(Stored records)
[START]

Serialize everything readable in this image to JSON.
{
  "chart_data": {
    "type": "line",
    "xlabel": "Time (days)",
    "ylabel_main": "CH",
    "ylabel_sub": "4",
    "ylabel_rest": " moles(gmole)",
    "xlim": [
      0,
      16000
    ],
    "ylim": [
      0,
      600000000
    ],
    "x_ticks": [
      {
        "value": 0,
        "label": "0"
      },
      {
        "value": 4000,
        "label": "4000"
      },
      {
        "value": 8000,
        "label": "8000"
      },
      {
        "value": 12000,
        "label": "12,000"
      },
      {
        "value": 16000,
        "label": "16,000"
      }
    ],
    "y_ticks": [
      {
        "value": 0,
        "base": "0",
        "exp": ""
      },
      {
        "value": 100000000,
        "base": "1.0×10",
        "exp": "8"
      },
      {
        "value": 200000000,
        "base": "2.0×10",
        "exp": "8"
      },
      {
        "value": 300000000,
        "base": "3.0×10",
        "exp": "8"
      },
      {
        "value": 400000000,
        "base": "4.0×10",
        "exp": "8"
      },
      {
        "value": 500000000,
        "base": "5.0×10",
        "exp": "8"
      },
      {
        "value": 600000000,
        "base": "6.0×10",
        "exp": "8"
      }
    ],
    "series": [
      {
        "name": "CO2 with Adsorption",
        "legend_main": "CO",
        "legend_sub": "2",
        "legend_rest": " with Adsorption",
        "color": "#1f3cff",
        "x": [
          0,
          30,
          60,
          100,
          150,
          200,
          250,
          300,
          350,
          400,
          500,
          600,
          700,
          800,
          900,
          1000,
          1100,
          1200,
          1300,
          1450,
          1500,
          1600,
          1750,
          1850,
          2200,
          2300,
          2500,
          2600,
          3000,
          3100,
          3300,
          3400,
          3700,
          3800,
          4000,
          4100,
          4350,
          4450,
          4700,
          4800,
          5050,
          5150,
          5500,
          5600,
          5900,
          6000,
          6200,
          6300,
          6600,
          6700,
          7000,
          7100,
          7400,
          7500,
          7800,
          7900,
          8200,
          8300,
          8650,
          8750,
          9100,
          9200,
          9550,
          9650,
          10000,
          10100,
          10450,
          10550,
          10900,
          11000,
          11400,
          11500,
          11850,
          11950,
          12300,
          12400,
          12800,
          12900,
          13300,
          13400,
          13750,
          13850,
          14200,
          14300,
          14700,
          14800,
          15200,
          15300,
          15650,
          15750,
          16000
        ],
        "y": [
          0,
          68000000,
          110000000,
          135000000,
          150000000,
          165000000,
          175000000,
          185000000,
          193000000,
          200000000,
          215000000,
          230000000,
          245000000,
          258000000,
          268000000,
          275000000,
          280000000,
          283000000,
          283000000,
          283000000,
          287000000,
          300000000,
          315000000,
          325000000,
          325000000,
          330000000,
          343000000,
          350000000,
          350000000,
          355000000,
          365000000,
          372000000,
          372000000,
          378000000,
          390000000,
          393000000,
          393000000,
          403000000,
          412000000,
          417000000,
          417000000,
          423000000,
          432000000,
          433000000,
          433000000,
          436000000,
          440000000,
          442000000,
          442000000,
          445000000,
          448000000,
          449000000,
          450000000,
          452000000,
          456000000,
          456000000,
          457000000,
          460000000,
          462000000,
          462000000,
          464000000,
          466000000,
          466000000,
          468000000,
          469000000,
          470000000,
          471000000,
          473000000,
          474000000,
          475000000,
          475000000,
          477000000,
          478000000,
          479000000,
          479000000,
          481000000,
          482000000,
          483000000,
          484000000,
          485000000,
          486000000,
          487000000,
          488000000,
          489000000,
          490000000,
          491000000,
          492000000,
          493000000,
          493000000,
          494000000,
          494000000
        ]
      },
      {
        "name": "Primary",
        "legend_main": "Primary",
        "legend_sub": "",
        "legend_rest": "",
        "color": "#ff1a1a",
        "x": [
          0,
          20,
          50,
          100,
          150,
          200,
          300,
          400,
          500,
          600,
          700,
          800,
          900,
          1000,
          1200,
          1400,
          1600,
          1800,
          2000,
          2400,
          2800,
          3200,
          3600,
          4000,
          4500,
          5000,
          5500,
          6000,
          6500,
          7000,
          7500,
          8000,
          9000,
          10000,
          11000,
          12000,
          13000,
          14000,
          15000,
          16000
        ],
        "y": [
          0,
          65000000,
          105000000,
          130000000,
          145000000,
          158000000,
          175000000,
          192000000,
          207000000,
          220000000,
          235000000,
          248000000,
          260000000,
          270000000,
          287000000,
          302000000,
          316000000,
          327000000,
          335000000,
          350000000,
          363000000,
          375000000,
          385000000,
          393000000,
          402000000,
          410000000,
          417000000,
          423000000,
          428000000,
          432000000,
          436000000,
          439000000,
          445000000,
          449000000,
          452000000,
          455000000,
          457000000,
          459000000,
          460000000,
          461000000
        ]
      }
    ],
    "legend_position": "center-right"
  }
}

[END]

**What you should do:** A line counts if it holds the word "base". Work out how many lines in the listing count, and give only that number.

**Solution to the problem:** 7